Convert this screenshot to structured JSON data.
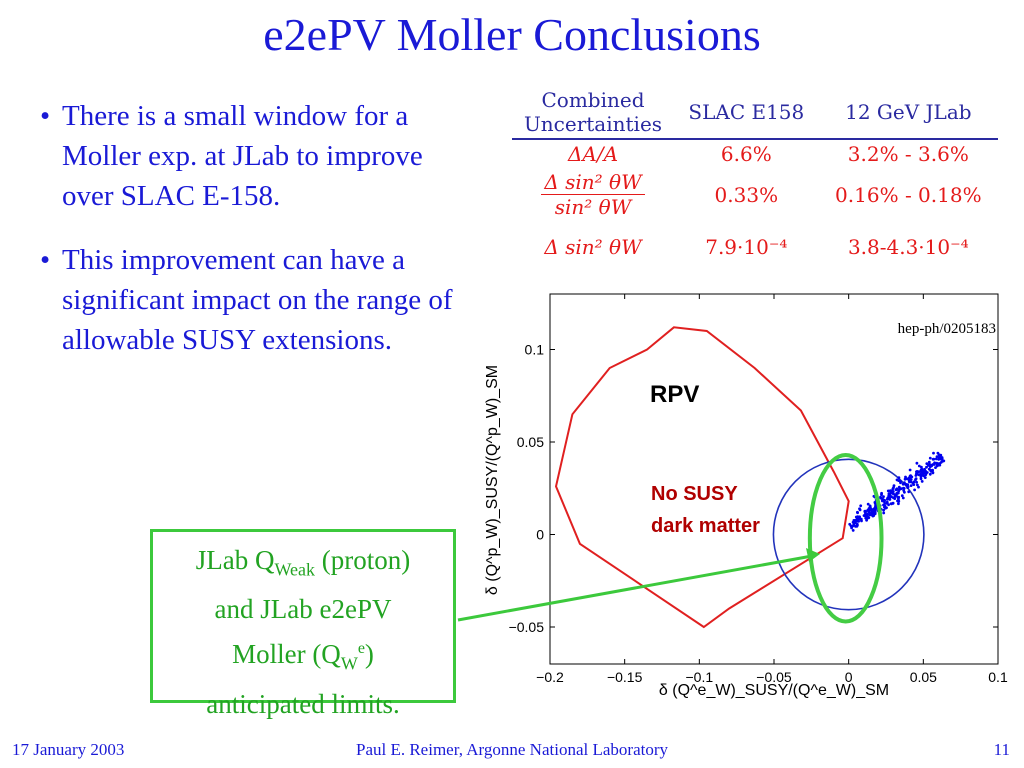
{
  "slide": {
    "title": "e2ePV Moller Conclusions",
    "bullets": [
      "There is a small window for a Moller exp. at JLab to improve over SLAC E-158.",
      "This improvement can have a significant impact on the range of allowable SUSY extensions."
    ],
    "bullet_marker": "•"
  },
  "table": {
    "headers": [
      "Combined Uncertainties",
      "SLAC E158",
      "12 GeV JLab"
    ],
    "rows": [
      {
        "label": "ΔA/A",
        "slac": "6.6%",
        "jlab": "3.2% - 3.6%"
      },
      {
        "label_num": "Δ sin² θW",
        "label_den": "sin² θW",
        "slac": "0.33%",
        "jlab": "0.16% - 0.18%"
      },
      {
        "label": "Δ sin² θW",
        "slac": "7.9·10⁻⁴",
        "jlab": "3.8-4.3·10⁻⁴"
      }
    ]
  },
  "chart_data": {
    "type": "scatter",
    "citation": "hep-ph/0205183",
    "xlabel": "δ (Q^e_W)_SUSY/(Q^e_W)_SM",
    "ylabel": "δ (Q^p_W)_SUSY/(Q^p_W)_SM",
    "xlim": [
      -0.2,
      0.1
    ],
    "ylim": [
      -0.07,
      0.13
    ],
    "xticks": [
      "−0.2",
      "−0.15",
      "−0.1",
      "−0.05",
      "0",
      "0.05",
      "0.1"
    ],
    "xtick_values": [
      -0.2,
      -0.15,
      -0.1,
      -0.05,
      0,
      0.05,
      0.1
    ],
    "yticks": [
      "−0.05",
      "0",
      "0.05",
      "0.1"
    ],
    "ytick_values": [
      -0.05,
      0,
      0.05,
      0.1
    ],
    "annotations": [
      "RPV",
      "No SUSY dark matter"
    ],
    "rpv_region": [
      [
        -0.135,
        0.1
      ],
      [
        -0.117,
        0.112
      ],
      [
        -0.095,
        0.11
      ],
      [
        -0.063,
        0.09
      ],
      [
        -0.032,
        0.067
      ],
      [
        -0.01,
        0.034
      ],
      [
        0,
        0.018
      ],
      [
        -0.004,
        -0.002
      ],
      [
        -0.08,
        -0.04
      ],
      [
        -0.097,
        -0.05
      ],
      [
        -0.18,
        -0.005
      ],
      [
        -0.196,
        0.026
      ],
      [
        -0.185,
        0.065
      ],
      [
        -0.16,
        0.09
      ],
      [
        -0.135,
        0.1
      ]
    ],
    "circle": {
      "cx": 0,
      "cy": 0,
      "r": 0.045
    },
    "ellipse": {
      "cx": -0.002,
      "cy": -0.002,
      "rx": 0.024,
      "ry": 0.045
    },
    "points_band": {
      "from": [
        0.002,
        0.005
      ],
      "to": [
        0.063,
        0.042
      ],
      "count": 320
    },
    "colors": {
      "rpv": "#e02020",
      "circle": "#2233bb",
      "ellipse": "#44cc44",
      "points": "#0000ee",
      "rpv_label": "#000000",
      "nosusy_label": "#b00000"
    }
  },
  "callout": {
    "line1_main": "JLab Q",
    "line1_sub": "Weak",
    "line1_rest": " (proton)",
    "line2": "and JLab e2ePV",
    "line3_main": "Moller (Q",
    "line3_sub": "W",
    "line3_sup": "e",
    "line3_rest": ")",
    "line4": "anticipated limits.",
    "color": "#3cc93c"
  },
  "footer": {
    "date": "17 January 2003",
    "author": "Paul E. Reimer, Argonne National Laboratory",
    "page": "11"
  }
}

──────

- [SHORT TASK] Each line above is to be copied verbatim. Drop any image from the copy.

- [EXPECTED ANSWER]
Convert this screenshot to structured JSON data.
{
  "slide": {
    "title": "e2ePV Moller Conclusions",
    "bullets": [
      "There is a small window for a Moller exp. at JLab to improve over SLAC E-158.",
      "This improvement can have a significant impact on the range of allowable SUSY extensions."
    ],
    "bullet_marker": "•"
  },
  "table": {
    "headers": [
      "Combined Uncertainties",
      "SLAC E158",
      "12 GeV JLab"
    ],
    "rows": [
      {
        "label": "ΔA/A",
        "slac": "6.6%",
        "jlab": "3.2% - 3.6%"
      },
      {
        "label_num": "Δ sin² θW",
        "label_den": "sin² θW",
        "slac": "0.33%",
        "jlab": "0.16% - 0.18%"
      },
      {
        "label": "Δ sin² θW",
        "slac": "7.9·10⁻⁴",
        "jlab": "3.8-4.3·10⁻⁴"
      }
    ]
  },
  "chart_data": {
    "type": "scatter",
    "citation": "hep-ph/0205183",
    "xlabel": "δ (Q^e_W)_SUSY/(Q^e_W)_SM",
    "ylabel": "δ (Q^p_W)_SUSY/(Q^p_W)_SM",
    "xlim": [
      -0.2,
      0.1
    ],
    "ylim": [
      -0.07,
      0.13
    ],
    "xticks": [
      "−0.2",
      "−0.15",
      "−0.1",
      "−0.05",
      "0",
      "0.05",
      "0.1"
    ],
    "xtick_values": [
      -0.2,
      -0.15,
      -0.1,
      -0.05,
      0,
      0.05,
      0.1
    ],
    "yticks": [
      "−0.05",
      "0",
      "0.05",
      "0.1"
    ],
    "ytick_values": [
      -0.05,
      0,
      0.05,
      0.1
    ],
    "annotations": [
      "RPV",
      "No SUSY dark matter"
    ],
    "rpv_region": [
      [
        -0.135,
        0.1
      ],
      [
        -0.117,
        0.112
      ],
      [
        -0.095,
        0.11
      ],
      [
        -0.063,
        0.09
      ],
      [
        -0.032,
        0.067
      ],
      [
        -0.01,
        0.034
      ],
      [
        0,
        0.018
      ],
      [
        -0.004,
        -0.002
      ],
      [
        -0.08,
        -0.04
      ],
      [
        -0.097,
        -0.05
      ],
      [
        -0.18,
        -0.005
      ],
      [
        -0.196,
        0.026
      ],
      [
        -0.185,
        0.065
      ],
      [
        -0.16,
        0.09
      ],
      [
        -0.135,
        0.1
      ]
    ],
    "circle": {
      "cx": 0,
      "cy": 0,
      "r": 0.045
    },
    "ellipse": {
      "cx": -0.002,
      "cy": -0.002,
      "rx": 0.024,
      "ry": 0.045
    },
    "points_band": {
      "from": [
        0.002,
        0.005
      ],
      "to": [
        0.063,
        0.042
      ],
      "count": 320
    },
    "colors": {
      "rpv": "#e02020",
      "circle": "#2233bb",
      "ellipse": "#44cc44",
      "points": "#0000ee",
      "rpv_label": "#000000",
      "nosusy_label": "#b00000"
    }
  },
  "callout": {
    "line1_main": "JLab Q",
    "line1_sub": "Weak",
    "line1_rest": " (proton)",
    "line2": "and JLab e2ePV",
    "line3_main": "Moller (Q",
    "line3_sub": "W",
    "line3_sup": "e",
    "line3_rest": ")",
    "line4": "anticipated limits.",
    "color": "#3cc93c"
  },
  "footer": {
    "date": "17 January 2003",
    "author": "Paul E. Reimer, Argonne National Laboratory",
    "page": "11"
  }
}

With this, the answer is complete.